Aim of the exercise – How many lines hold the string "name"? Give only the number.

(Extracts from a graphics dataset)
■ ■ ■ ■ ■

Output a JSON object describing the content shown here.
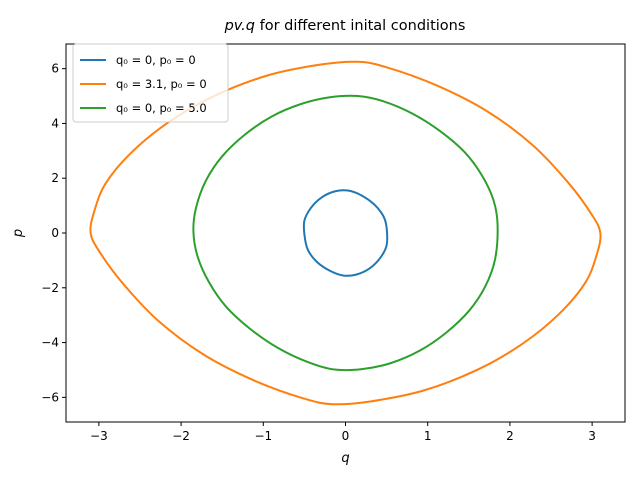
{
  "chart_data": {
    "type": "line",
    "title": {
      "italic": "pv.q",
      "rest": " for different inital conditions"
    },
    "xlabel": "q",
    "ylabel": "p",
    "xlim": [
      -3.4,
      3.4
    ],
    "ylim": [
      -6.9,
      6.9
    ],
    "xticks": [
      -3,
      -2,
      -1,
      0,
      1,
      2,
      3
    ],
    "xtick_labels": [
      "−3",
      "−2",
      "−1",
      "0",
      "1",
      "2",
      "3"
    ],
    "yticks": [
      -6,
      -4,
      -2,
      0,
      2,
      4,
      6
    ],
    "ytick_labels": [
      "−6",
      "−4",
      "−2",
      "0",
      "2",
      "4",
      "6"
    ],
    "grid": false,
    "legend_position": "top-left",
    "series": [
      {
        "name": "q₀ = 0, p₀ = 0",
        "color": "#1f77b4",
        "x": [
          0.5,
          0.46,
          0.35,
          0.19,
          0.03,
          -0.13,
          -0.29,
          -0.42,
          -0.5,
          -0.5,
          -0.46,
          -0.35,
          -0.19,
          -0.03,
          0.13,
          0.29,
          0.42,
          0.5,
          0.5
        ],
        "y": [
          0.2,
          0.62,
          1.04,
          1.38,
          1.55,
          1.52,
          1.3,
          0.92,
          0.45,
          -0.05,
          -0.6,
          -1.05,
          -1.38,
          -1.55,
          -1.52,
          -1.3,
          -0.92,
          -0.45,
          0.2
        ]
      },
      {
        "name": "q₀ = 3.1, p₀ = 0",
        "color": "#ff7f0e",
        "x": [
          3.1,
          3.0,
          2.72,
          2.28,
          1.72,
          1.1,
          0.5,
          0.15,
          -0.3,
          -0.95,
          -1.6,
          -2.15,
          -2.6,
          -2.92,
          -3.06,
          -3.1,
          -3.0,
          -2.72,
          -2.28,
          -1.72,
          -1.1,
          -0.5,
          -0.15,
          0.3,
          0.95,
          1.6,
          2.15,
          2.6,
          2.92,
          3.06,
          3.1
        ],
        "y": [
          0.0,
          0.65,
          1.8,
          3.2,
          4.45,
          5.4,
          6.05,
          6.25,
          6.15,
          5.75,
          5.0,
          4.05,
          2.95,
          1.8,
          0.75,
          0.0,
          -0.65,
          -1.8,
          -3.2,
          -4.45,
          -5.4,
          -6.05,
          -6.25,
          -6.15,
          -5.75,
          -5.0,
          -4.05,
          -2.95,
          -1.8,
          -0.75,
          0.0
        ]
      },
      {
        "name": "q₀ = 0, p₀ = 5.0",
        "color": "#2ca02c",
        "x": [
          1.85,
          1.8,
          1.66,
          1.45,
          1.16,
          0.82,
          0.47,
          0.15,
          -0.2,
          -0.55,
          -0.9,
          -1.22,
          -1.5,
          -1.7,
          -1.82,
          -1.85,
          -1.8,
          -1.66,
          -1.45,
          -1.16,
          -0.82,
          -0.47,
          -0.15,
          0.2,
          0.55,
          0.9,
          1.22,
          1.5,
          1.7,
          1.82,
          1.85
        ],
        "y": [
          0.3,
          1.2,
          2.1,
          2.95,
          3.7,
          4.35,
          4.8,
          5.0,
          4.95,
          4.7,
          4.25,
          3.6,
          2.8,
          1.9,
          0.9,
          0.05,
          -0.85,
          -1.8,
          -2.7,
          -3.5,
          -4.2,
          -4.7,
          -4.98,
          -4.97,
          -4.75,
          -4.3,
          -3.65,
          -2.85,
          -1.95,
          -0.95,
          0.3
        ]
      }
    ]
  }
}
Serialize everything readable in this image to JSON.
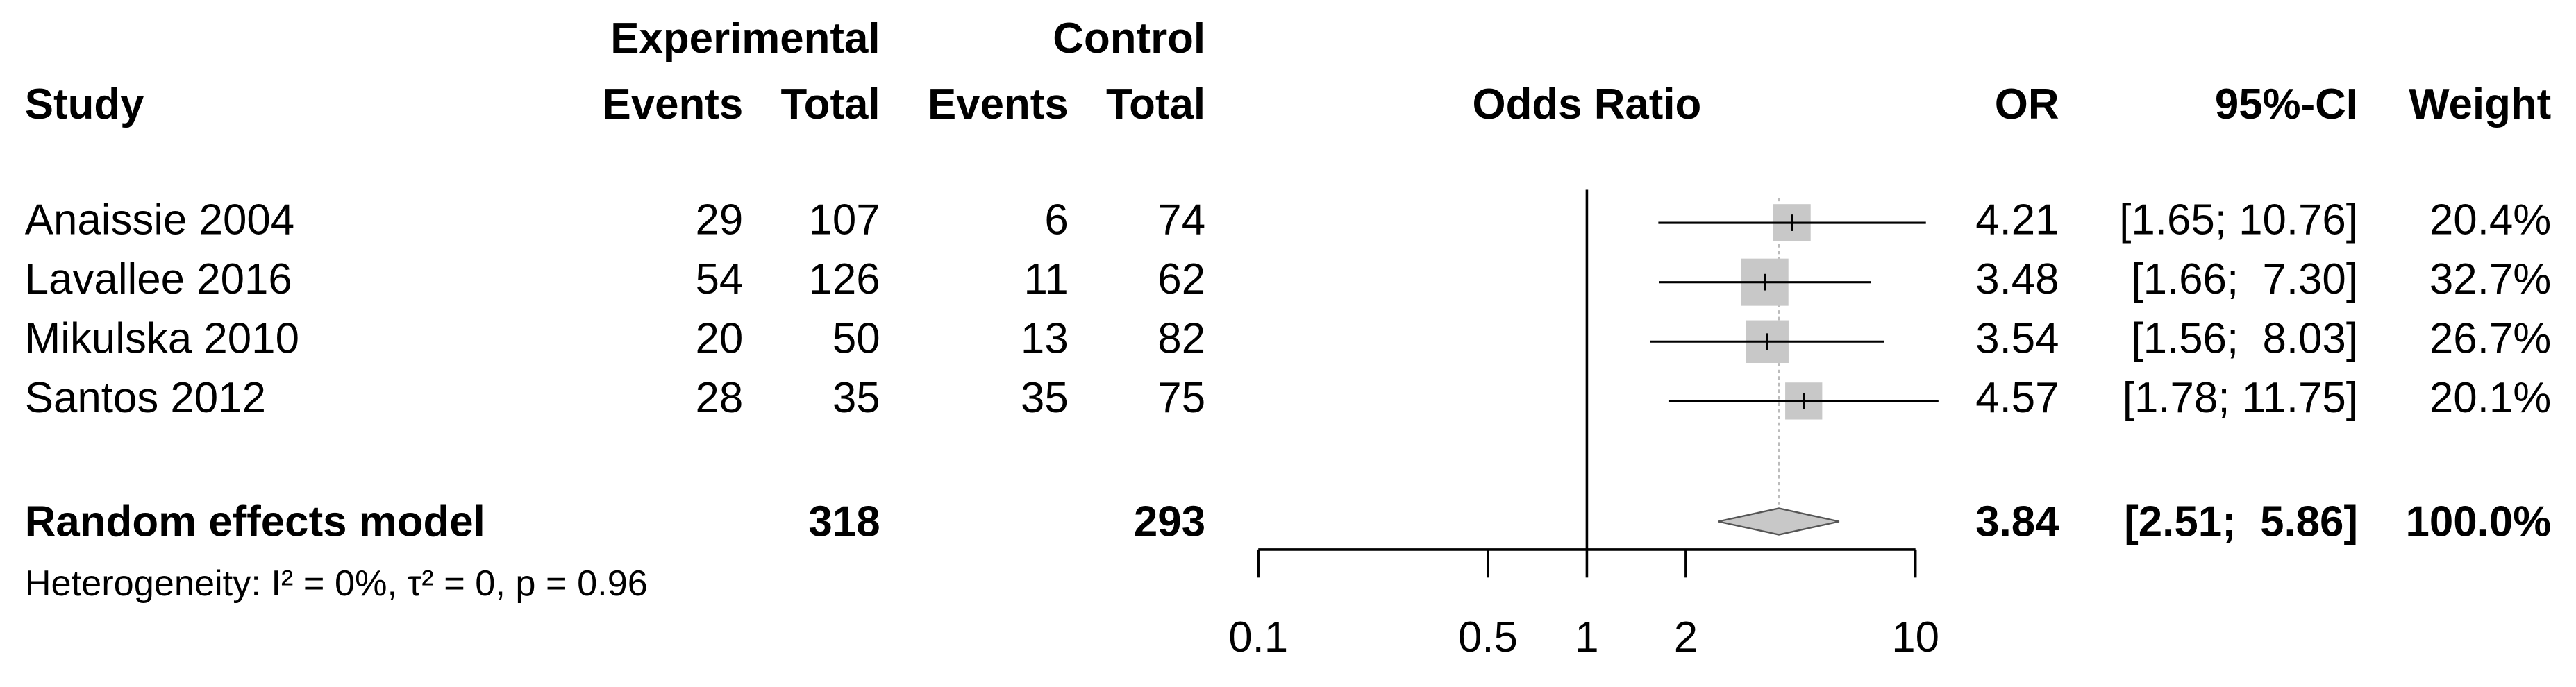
{
  "chart_data": {
    "type": "forest",
    "group_headers": [
      "Experimental",
      "Control"
    ],
    "column_headers": [
      "Study",
      "Events",
      "Total",
      "Events",
      "Total",
      "Odds Ratio",
      "OR",
      "95%-CI",
      "Weight"
    ],
    "studies": [
      {
        "name": "Anaissie 2004",
        "exp_events": 29,
        "exp_total": 107,
        "ctrl_events": 6,
        "ctrl_total": 74,
        "or": 4.21,
        "ci_lower": 1.65,
        "ci_upper": 10.76,
        "ci_label": "[1.65; 10.76]",
        "weight": 20.4,
        "weight_label": "20.4%"
      },
      {
        "name": "Lavallee 2016",
        "exp_events": 54,
        "exp_total": 126,
        "ctrl_events": 11,
        "ctrl_total": 62,
        "or": 3.48,
        "ci_lower": 1.66,
        "ci_upper": 7.3,
        "ci_label": "[1.66;  7.30]",
        "weight": 32.7,
        "weight_label": "32.7%"
      },
      {
        "name": "Mikulska 2010",
        "exp_events": 20,
        "exp_total": 50,
        "ctrl_events": 13,
        "ctrl_total": 82,
        "or": 3.54,
        "ci_lower": 1.56,
        "ci_upper": 8.03,
        "ci_label": "[1.56;  8.03]",
        "weight": 26.7,
        "weight_label": "26.7%"
      },
      {
        "name": "Santos 2012",
        "exp_events": 28,
        "exp_total": 35,
        "ctrl_events": 35,
        "ctrl_total": 75,
        "or": 4.57,
        "ci_lower": 1.78,
        "ci_upper": 11.75,
        "ci_label": "[1.78; 11.75]",
        "weight": 20.1,
        "weight_label": "20.1%"
      }
    ],
    "pooled": {
      "name": "Random effects model",
      "exp_total": 318,
      "ctrl_total": 293,
      "or": 3.84,
      "ci_lower": 2.51,
      "ci_upper": 5.86,
      "ci_label": "[2.51;  5.86]",
      "weight": 100.0,
      "weight_label": "100.0%"
    },
    "heterogeneity": "Heterogeneity: I² = 0%, τ² = 0, p = 0.96",
    "xscale": "log",
    "xlim": [
      0.1,
      10
    ],
    "xticks": [
      0.1,
      0.5,
      1,
      2,
      10
    ],
    "null_line": 1,
    "box_color": "#c8c8c8",
    "diamond_color": "#c8c8c8",
    "line_color": "#000000"
  }
}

■ ■ ■ ■ ■

The output – 8